**GIVEN REQUEST**
Restate the whole listing word for word. Pictures are left out.

::::::

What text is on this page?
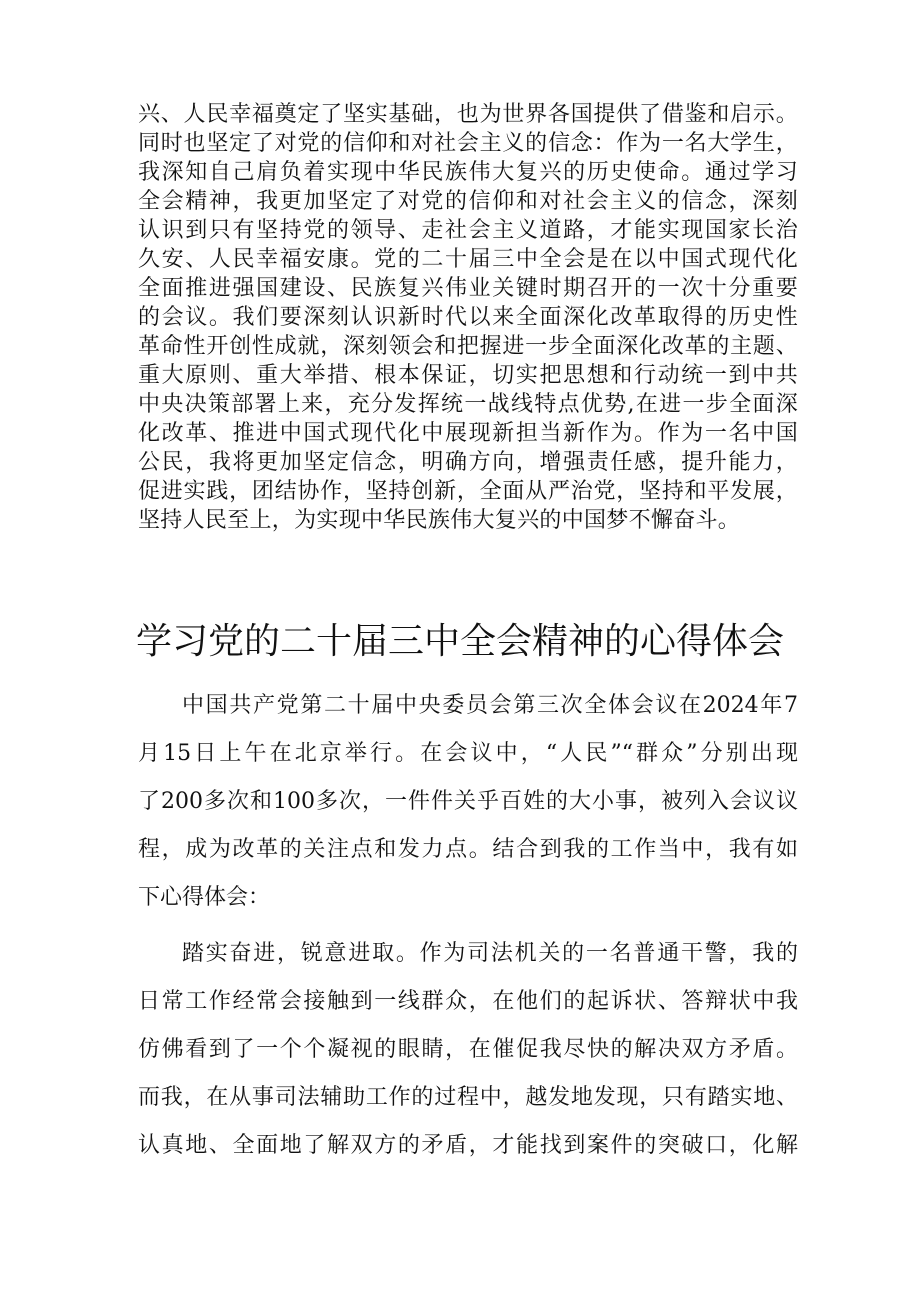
兴、人民幸福奠定了坚实基础，也为世界各国提供了借鉴和启示。
同时也坚定了对党的信仰和对社会主义的信念：作为一名大学生，
我深知自己肩负着实现中华民族伟大复兴的历史使命。通过学习
全会精神，我更加坚定了对党的信仰和对社会主义的信念，深刻
认识到只有坚持党的领导、走社会主义道路，才能实现国家长治
久安、人民幸福安康。党的二十届三中全会是在以中国式现代化
全面推进强国建设、民族复兴伟业关键时期召开的一次十分重要
的会议。我们要深刻认识新时代以来全面深化改革取得的历史性
革命性开创性成就，深刻领会和把握进一步全面深化改革的主题、
重大原则、重大举措、根本保证，切实把思想和行动统一到中共
中央决策部署上来，充分发挥统一战线特点优势,在进一步全面深
化改革、推进中国式现代化中展现新担当新作为。作为一名中国
公民，我将更加坚定信念，明确方向，增强责任感，提升能力，
促进实践，团结协作，坚持创新，全面从严治党，坚持和平发展，
坚持人民至上，为实现中华民族伟大复兴的中国梦不懈奋斗。
学习党的二十届三中全会精神的心得体会
中国共产党第二十届中央委员会第三次全体会议在2024年7
月15日上午在北京举行。在会议中，“人民”“群众”分别出现
了200多次和100多次，一件件关乎百姓的大小事，被列入会议议
程，成为改革的关注点和发力点。结合到我的工作当中，我有如
下心得体会：
踏实奋进，锐意进取。作为司法机关的一名普通干警，我的
日常工作经常会接触到一线群众，在他们的起诉状、答辩状中我
仿佛看到了一个个凝视的眼睛，在催促我尽快的解决双方矛盾。
而我，在从事司法辅助工作的过程中，越发地发现，只有踏实地、
认真地、全面地了解双方的矛盾，才能找到案件的突破口，化解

::::::

**ANSWER BELOW**
What text is on this page?
兴、人民幸福奠定了坚实基础，也为世界各国提供了借鉴和启示。
同时也坚定了对党的信仰和对社会主义的信念：作为一名大学生，
我深知自己肩负着实现中华民族伟大复兴的历史使命。通过学习
全会精神，我更加坚定了对党的信仰和对社会主义的信念，深刻
认识到只有坚持党的领导、走社会主义道路，才能实现国家长治
久安、人民幸福安康。党的二十届三中全会是在以中国式现代化
全面推进强国建设、民族复兴伟业关键时期召开的一次十分重要
的会议。我们要深刻认识新时代以来全面深化改革取得的历史性
革命性开创性成就，深刻领会和把握进一步全面深化改革的主题、
重大原则、重大举措、根本保证，切实把思想和行动统一到中共
中央决策部署上来，充分发挥统一战线特点优势,在进一步全面深
化改革、推进中国式现代化中展现新担当新作为。作为一名中国
公民，我将更加坚定信念，明确方向，增强责任感，提升能力，
促进实践，团结协作，坚持创新，全面从严治党，坚持和平发展，
坚持人民至上，为实现中华民族伟大复兴的中国梦不懈奋斗。
学习党的二十届三中全会精神的心得体会
中国共产党第二十届中央委员会第三次全体会议在2024年7
月15日上午在北京举行。在会议中，“人民”“群众”分别出现
了200多次和100多次，一件件关乎百姓的大小事，被列入会议议
程，成为改革的关注点和发力点。结合到我的工作当中，我有如
下心得体会：
踏实奋进，锐意进取。作为司法机关的一名普通干警，我的
日常工作经常会接触到一线群众，在他们的起诉状、答辩状中我
仿佛看到了一个个凝视的眼睛，在催促我尽快的解决双方矛盾。
而我，在从事司法辅助工作的过程中，越发地发现，只有踏实地、
认真地、全面地了解双方的矛盾，才能找到案件的突破口，化解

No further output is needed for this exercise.